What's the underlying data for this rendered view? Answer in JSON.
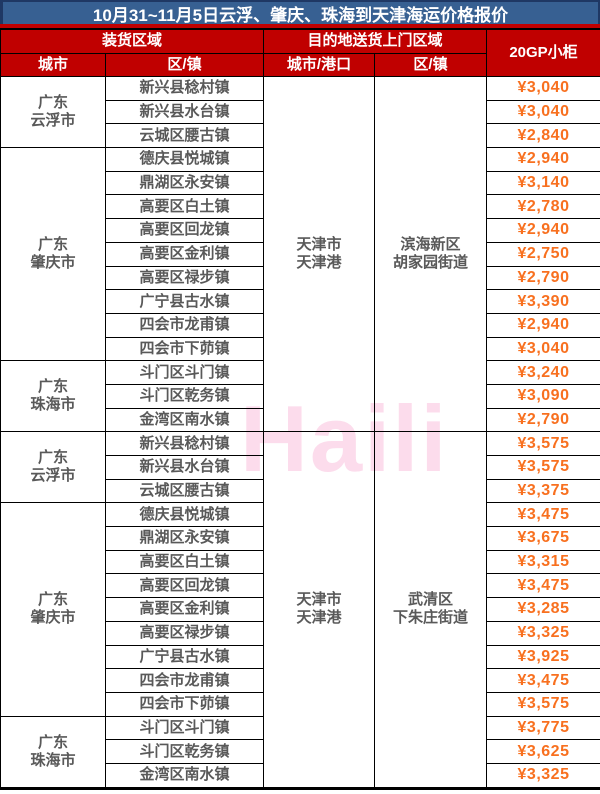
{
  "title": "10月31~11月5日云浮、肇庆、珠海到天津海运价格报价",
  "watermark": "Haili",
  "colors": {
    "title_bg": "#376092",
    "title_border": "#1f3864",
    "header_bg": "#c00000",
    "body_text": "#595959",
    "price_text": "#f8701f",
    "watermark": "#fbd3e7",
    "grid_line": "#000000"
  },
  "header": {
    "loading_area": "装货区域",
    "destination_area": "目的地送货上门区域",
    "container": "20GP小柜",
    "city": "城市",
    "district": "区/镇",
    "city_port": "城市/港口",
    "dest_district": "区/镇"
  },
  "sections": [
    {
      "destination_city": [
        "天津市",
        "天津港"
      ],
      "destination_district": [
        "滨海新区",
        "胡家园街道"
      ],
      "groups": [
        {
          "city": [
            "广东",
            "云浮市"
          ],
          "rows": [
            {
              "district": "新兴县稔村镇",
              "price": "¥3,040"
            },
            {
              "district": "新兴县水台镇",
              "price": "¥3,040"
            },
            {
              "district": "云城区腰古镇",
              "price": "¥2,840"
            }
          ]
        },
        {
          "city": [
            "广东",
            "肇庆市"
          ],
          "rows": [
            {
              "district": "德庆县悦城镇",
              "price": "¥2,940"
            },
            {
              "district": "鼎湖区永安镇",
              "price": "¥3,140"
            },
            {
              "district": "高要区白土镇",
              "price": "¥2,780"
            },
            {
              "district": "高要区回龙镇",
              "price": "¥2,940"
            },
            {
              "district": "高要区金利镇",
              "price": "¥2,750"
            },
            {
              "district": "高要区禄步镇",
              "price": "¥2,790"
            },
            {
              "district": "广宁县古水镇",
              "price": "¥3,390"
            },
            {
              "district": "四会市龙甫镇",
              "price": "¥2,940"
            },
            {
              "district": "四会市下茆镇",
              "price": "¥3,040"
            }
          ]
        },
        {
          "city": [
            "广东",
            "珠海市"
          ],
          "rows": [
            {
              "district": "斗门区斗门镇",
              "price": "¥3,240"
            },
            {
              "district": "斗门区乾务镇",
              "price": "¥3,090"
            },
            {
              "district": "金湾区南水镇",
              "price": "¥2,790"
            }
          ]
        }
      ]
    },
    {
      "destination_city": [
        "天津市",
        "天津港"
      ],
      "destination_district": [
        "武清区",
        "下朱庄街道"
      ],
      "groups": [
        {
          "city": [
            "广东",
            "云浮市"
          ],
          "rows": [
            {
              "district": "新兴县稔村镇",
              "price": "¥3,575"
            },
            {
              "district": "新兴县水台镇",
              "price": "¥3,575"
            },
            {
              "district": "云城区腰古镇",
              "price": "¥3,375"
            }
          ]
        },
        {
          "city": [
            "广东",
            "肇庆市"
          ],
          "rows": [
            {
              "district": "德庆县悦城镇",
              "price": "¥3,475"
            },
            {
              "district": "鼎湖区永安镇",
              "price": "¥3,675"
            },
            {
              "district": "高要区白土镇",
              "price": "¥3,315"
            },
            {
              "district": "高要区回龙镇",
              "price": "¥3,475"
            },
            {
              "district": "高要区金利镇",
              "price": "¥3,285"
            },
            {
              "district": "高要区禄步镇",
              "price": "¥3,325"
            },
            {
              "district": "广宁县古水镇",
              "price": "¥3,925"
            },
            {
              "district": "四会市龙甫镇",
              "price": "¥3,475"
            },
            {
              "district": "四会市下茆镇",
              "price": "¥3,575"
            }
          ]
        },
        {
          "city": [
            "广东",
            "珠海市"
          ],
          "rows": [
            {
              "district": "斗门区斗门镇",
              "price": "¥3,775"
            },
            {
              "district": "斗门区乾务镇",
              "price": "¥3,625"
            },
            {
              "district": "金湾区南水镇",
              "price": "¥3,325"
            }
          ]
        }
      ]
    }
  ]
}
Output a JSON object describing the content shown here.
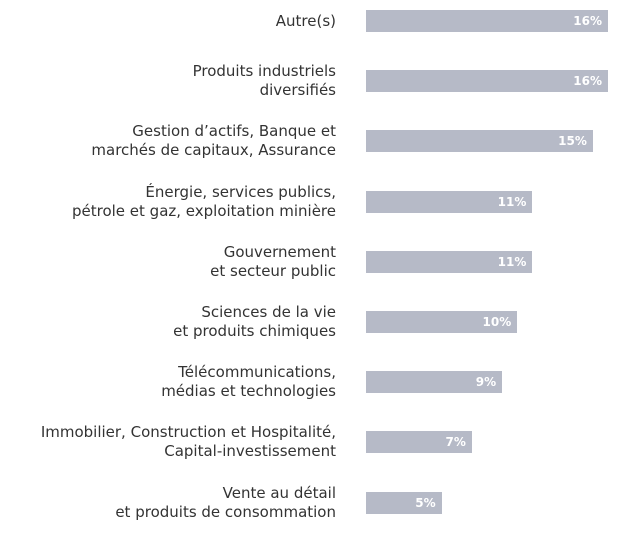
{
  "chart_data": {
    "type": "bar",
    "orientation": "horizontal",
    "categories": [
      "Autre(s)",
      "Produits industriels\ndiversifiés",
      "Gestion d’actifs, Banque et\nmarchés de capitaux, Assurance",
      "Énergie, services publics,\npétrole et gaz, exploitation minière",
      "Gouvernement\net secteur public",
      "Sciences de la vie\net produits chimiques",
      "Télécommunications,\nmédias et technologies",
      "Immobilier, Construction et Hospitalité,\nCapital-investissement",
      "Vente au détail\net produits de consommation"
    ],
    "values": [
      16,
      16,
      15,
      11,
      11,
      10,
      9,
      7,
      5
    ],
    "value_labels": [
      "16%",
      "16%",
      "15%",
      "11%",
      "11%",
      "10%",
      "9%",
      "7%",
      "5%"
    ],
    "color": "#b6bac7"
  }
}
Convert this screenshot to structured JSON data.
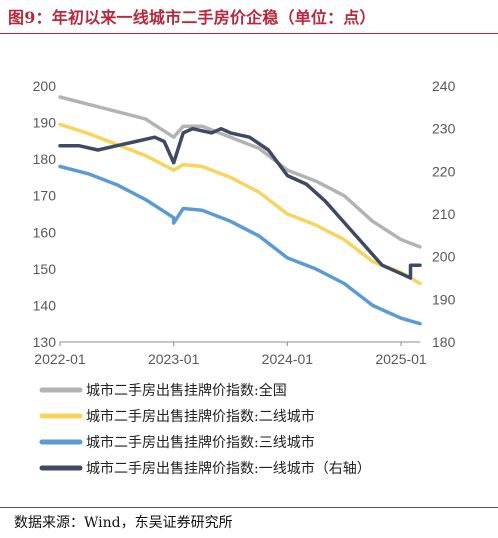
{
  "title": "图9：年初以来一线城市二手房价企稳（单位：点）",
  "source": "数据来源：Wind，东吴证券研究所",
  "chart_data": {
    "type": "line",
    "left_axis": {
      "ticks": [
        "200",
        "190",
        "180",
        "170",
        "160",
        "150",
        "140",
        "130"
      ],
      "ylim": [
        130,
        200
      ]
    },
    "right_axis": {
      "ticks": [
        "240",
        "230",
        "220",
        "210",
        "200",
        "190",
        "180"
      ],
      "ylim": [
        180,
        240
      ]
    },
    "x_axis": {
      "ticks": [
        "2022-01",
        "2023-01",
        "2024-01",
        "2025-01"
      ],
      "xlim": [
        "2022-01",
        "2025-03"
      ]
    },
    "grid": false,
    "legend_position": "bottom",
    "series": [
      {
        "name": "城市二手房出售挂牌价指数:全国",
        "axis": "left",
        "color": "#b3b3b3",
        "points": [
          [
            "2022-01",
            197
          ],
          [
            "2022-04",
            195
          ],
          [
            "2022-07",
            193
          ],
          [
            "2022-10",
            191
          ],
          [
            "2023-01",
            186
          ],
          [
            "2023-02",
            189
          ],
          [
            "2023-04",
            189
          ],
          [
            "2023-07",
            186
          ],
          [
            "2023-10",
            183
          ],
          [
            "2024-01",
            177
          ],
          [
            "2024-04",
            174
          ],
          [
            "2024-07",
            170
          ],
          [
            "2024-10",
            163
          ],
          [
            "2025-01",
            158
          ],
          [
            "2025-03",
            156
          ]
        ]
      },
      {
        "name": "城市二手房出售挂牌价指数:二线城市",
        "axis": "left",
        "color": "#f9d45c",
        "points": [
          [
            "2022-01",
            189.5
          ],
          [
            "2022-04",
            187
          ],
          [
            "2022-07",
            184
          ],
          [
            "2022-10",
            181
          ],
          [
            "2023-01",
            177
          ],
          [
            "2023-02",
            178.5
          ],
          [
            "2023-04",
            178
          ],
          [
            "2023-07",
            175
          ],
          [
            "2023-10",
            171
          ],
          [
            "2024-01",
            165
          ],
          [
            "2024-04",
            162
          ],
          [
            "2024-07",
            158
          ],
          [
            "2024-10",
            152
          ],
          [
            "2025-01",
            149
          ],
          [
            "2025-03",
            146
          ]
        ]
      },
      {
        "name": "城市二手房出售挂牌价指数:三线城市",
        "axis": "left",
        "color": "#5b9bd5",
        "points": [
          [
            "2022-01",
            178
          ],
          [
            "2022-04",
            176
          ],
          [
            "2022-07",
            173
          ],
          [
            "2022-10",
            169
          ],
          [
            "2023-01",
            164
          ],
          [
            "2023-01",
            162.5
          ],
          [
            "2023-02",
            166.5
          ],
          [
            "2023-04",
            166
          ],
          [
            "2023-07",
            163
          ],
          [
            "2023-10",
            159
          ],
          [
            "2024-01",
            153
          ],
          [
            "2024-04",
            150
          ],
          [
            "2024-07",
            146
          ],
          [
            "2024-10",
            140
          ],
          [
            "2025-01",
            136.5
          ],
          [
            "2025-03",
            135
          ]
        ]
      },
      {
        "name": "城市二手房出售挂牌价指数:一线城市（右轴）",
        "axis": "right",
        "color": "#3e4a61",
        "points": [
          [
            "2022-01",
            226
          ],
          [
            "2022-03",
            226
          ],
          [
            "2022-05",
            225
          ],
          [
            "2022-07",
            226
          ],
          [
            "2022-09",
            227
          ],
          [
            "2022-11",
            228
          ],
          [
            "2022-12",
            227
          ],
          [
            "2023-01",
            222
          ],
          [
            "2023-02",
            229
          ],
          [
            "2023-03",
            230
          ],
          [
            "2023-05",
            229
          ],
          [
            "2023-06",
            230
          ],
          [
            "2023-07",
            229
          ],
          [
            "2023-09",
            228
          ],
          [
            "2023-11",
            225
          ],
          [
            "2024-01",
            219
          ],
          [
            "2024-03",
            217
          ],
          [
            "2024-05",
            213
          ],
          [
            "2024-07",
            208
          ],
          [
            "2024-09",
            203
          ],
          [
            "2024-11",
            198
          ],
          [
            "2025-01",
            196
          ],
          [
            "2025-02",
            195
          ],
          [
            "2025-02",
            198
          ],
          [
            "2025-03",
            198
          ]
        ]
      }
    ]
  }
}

--*--

- _Exercise instructions_
Track down every line with the word "JSON" and copy it.

- _Task answer_
What's the underlying data for this rendered view? Answer in JSON.
Output a JSON object describing the content shown here.
Convert this screenshot to structured JSON data.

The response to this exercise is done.